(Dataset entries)
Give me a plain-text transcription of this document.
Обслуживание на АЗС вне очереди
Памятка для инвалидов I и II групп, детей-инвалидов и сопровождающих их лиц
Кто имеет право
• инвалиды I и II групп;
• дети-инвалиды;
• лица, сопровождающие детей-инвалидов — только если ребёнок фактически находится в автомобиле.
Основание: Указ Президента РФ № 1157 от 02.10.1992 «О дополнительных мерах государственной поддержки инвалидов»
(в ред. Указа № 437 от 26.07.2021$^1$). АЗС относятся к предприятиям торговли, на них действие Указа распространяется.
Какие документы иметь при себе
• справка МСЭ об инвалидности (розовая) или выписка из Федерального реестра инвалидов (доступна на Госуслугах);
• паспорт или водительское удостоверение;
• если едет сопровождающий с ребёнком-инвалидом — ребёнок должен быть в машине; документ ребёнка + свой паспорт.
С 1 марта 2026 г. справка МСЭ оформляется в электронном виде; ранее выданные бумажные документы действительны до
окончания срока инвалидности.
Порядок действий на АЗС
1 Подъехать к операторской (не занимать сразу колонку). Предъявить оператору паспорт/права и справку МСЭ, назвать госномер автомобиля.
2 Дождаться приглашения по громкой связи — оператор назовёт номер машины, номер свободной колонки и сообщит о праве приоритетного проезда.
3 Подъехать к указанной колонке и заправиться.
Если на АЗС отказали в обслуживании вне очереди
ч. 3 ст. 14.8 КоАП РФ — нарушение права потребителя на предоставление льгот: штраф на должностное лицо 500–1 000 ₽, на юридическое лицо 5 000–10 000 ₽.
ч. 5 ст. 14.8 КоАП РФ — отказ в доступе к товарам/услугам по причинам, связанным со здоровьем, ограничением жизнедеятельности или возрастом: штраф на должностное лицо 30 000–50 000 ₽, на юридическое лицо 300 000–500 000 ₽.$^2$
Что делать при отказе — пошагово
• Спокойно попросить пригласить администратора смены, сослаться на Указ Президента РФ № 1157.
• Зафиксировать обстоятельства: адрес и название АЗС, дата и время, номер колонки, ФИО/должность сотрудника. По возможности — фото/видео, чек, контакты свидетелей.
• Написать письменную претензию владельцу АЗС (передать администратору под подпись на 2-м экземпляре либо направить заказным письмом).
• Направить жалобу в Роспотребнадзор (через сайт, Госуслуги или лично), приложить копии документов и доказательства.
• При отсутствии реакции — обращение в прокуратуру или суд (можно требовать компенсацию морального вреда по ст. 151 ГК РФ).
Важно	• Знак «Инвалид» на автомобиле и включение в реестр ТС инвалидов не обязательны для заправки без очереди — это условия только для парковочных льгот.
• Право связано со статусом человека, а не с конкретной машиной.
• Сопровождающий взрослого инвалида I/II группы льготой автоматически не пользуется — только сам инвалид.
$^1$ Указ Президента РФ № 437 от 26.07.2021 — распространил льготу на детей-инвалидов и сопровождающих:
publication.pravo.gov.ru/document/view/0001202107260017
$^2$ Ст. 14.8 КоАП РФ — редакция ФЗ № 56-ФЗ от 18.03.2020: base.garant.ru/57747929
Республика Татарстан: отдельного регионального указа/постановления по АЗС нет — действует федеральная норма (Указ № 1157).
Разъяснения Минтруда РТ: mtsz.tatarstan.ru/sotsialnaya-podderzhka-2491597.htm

- [Exercise directions]:
Repeat every entry word for word.

- [Answer for the task]:
Give me a plain-text transcription of this document.
Обслуживание на АЗС вне очереди
Памятка для инвалидов I и II групп, детей-инвалидов и сопровождающих их лиц
Кто имеет право
• инвалиды I и II групп;
• дети-инвалиды;
• лица, сопровождающие детей-инвалидов — только если ребёнок фактически находится в автомобиле.
Основание: Указ Президента РФ № 1157 от 02.10.1992 «О дополнительных мерах государственной поддержки инвалидов»
(в ред. Указа № 437 от 26.07.2021$^1$). АЗС относятся к предприятиям торговли, на них действие Указа распространяется.
Какие документы иметь при себе
• справка МСЭ об инвалидности (розовая) или выписка из Федерального реестра инвалидов (доступна на Госуслугах);
• паспорт или водительское удостоверение;
• если едет сопровождающий с ребёнком-инвалидом — ребёнок должен быть в машине; документ ребёнка + свой паспорт.
С 1 марта 2026 г. справка МСЭ оформляется в электронном виде; ранее выданные бумажные документы действительны до
окончания срока инвалидности.
Порядок действий на АЗС
1 Подъехать к операторской (не занимать сразу колонку). Предъявить оператору паспорт/права и справку МСЭ, назвать госномер автомобиля.
2 Дождаться приглашения по громкой связи — оператор назовёт номер машины, номер свободной колонки и сообщит о праве приоритетного проезда.
3 Подъехать к указанной колонке и заправиться.
Если на АЗС отказали в обслуживании вне очереди
ч. 3 ст. 14.8 КоАП РФ — нарушение права потребителя на предоставление льгот: штраф на должностное лицо 500–1 000 ₽, на юридическое лицо 5 000–10 000 ₽.
ч. 5 ст. 14.8 КоАП РФ — отказ в доступе к товарам/услугам по причинам, связанным со здоровьем, ограничением жизнедеятельности или возрастом: штраф на должностное лицо 30 000–50 000 ₽, на юридическое лицо 300 000–500 000 ₽.$^2$
Что делать при отказе — пошагово
• Спокойно попросить пригласить администратора смены, сослаться на Указ Президента РФ № 1157.
• Зафиксировать обстоятельства: адрес и название АЗС, дата и время, номер колонки, ФИО/должность сотрудника. По возможности — фото/видео, чек, контакты свидетелей.
• Написать письменную претензию владельцу АЗС (передать администратору под подпись на 2-м экземпляре либо направить заказным письмом).
• Направить жалобу в Роспотребнадзор (через сайт, Госуслуги или лично), приложить копии документов и доказательства.
• При отсутствии реакции — обращение в прокуратуру или суд (можно требовать компенсацию морального вреда по ст. 151 ГК РФ).
Важно	• Знак «Инвалид» на автомобиле и включение в реестр ТС инвалидов не обязательны для заправки без очереди — это условия только для парковочных льгот.
• Право связано со статусом человека, а не с конкретной машиной.
• Сопровождающий взрослого инвалида I/II группы льготой автоматически не пользуется — только сам инвалид.
$^1$ Указ Президента РФ № 437 от 26.07.2021 — распространил льготу на детей-инвалидов и сопровождающих:
publication.pravo.gov.ru/document/view/0001202107260017
$^2$ Ст. 14.8 КоАП РФ — редакция ФЗ № 56-ФЗ от 18.03.2020: base.garant.ru/57747929
Республика Татарстан: отдельного регионального указа/постановления по АЗС нет — действует федеральная норма (Указ № 1157).
Разъяснения Минтруда РТ: mtsz.tatarstan.ru/sotsialnaya-podderzhka-2491597.htm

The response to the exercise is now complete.